%%
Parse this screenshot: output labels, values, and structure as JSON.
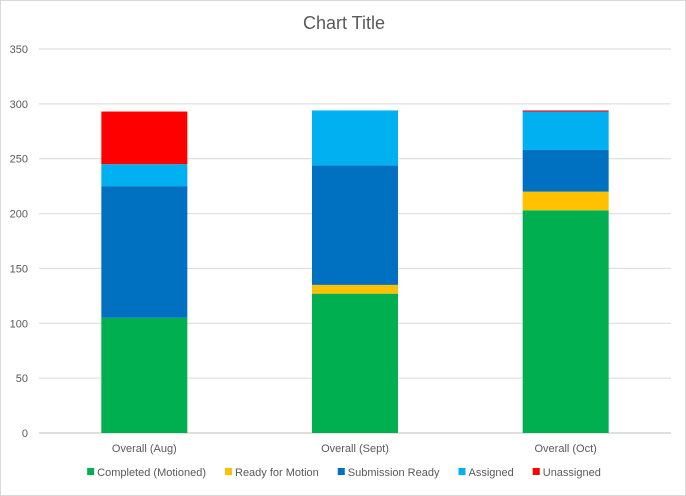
{
  "chart_data": {
    "type": "bar",
    "stacked": true,
    "title": "Chart Title",
    "xlabel": "",
    "ylabel": "",
    "categories": [
      "Overall (Aug)",
      "Overall (Sept)",
      "Overall (Oct)"
    ],
    "ylim": [
      0,
      350
    ],
    "yticks": [
      0,
      50,
      100,
      150,
      200,
      250,
      300,
      350
    ],
    "grid": true,
    "legend_position": "bottom",
    "series": [
      {
        "name": "Completed (Motioned)",
        "color": "#00b050",
        "values": [
          105,
          127,
          203
        ]
      },
      {
        "name": "Ready for Motion",
        "color": "#ffc000",
        "values": [
          0,
          8,
          17
        ]
      },
      {
        "name": "Submission Ready",
        "color": "#0070c0",
        "values": [
          120,
          109,
          38
        ]
      },
      {
        "name": "Assigned",
        "color": "#00b0f0",
        "values": [
          20,
          50,
          35
        ]
      },
      {
        "name": "Unassigned",
        "color": "#ff0000",
        "values": [
          48,
          0,
          1
        ]
      }
    ]
  }
}
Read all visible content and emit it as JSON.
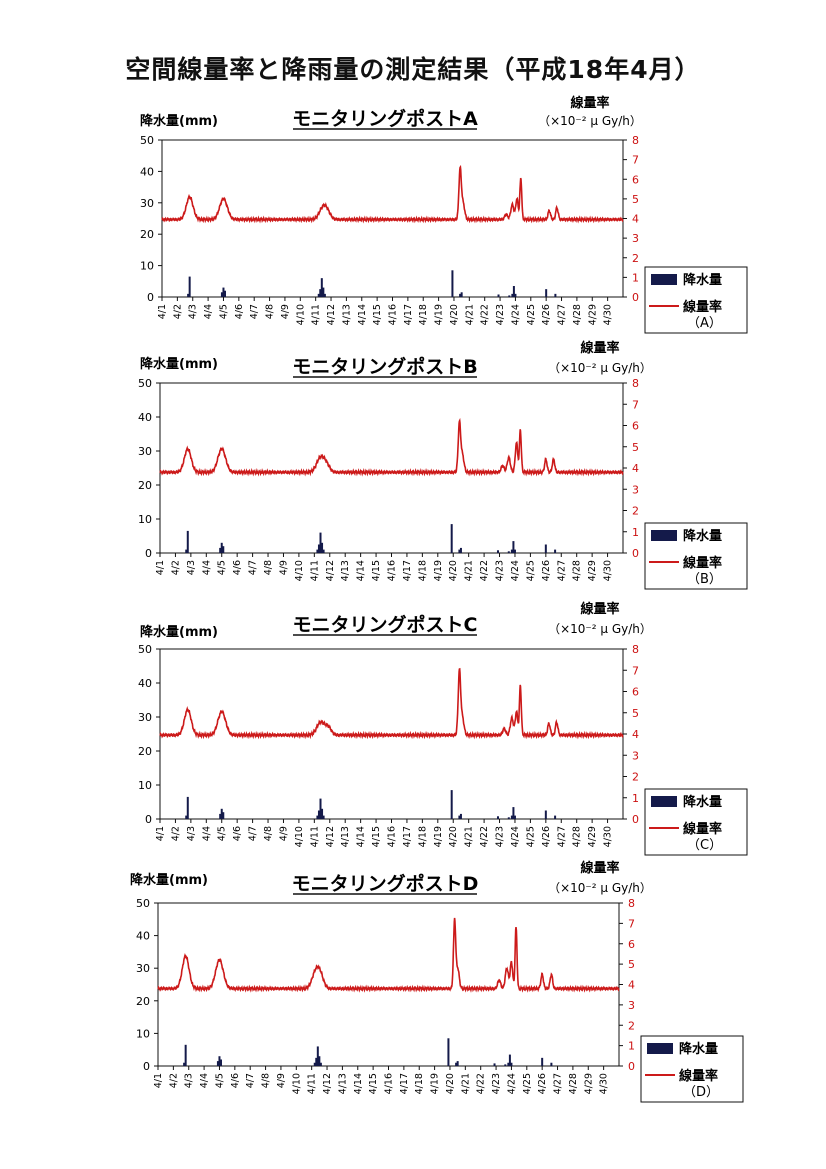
%%
Direction
Find the lines containing "JSON" and list every one of them.

Answer to this exercise
Parse this screenshot: output labels, values, and structure as JSON.
Read all visible content and emit it as JSON.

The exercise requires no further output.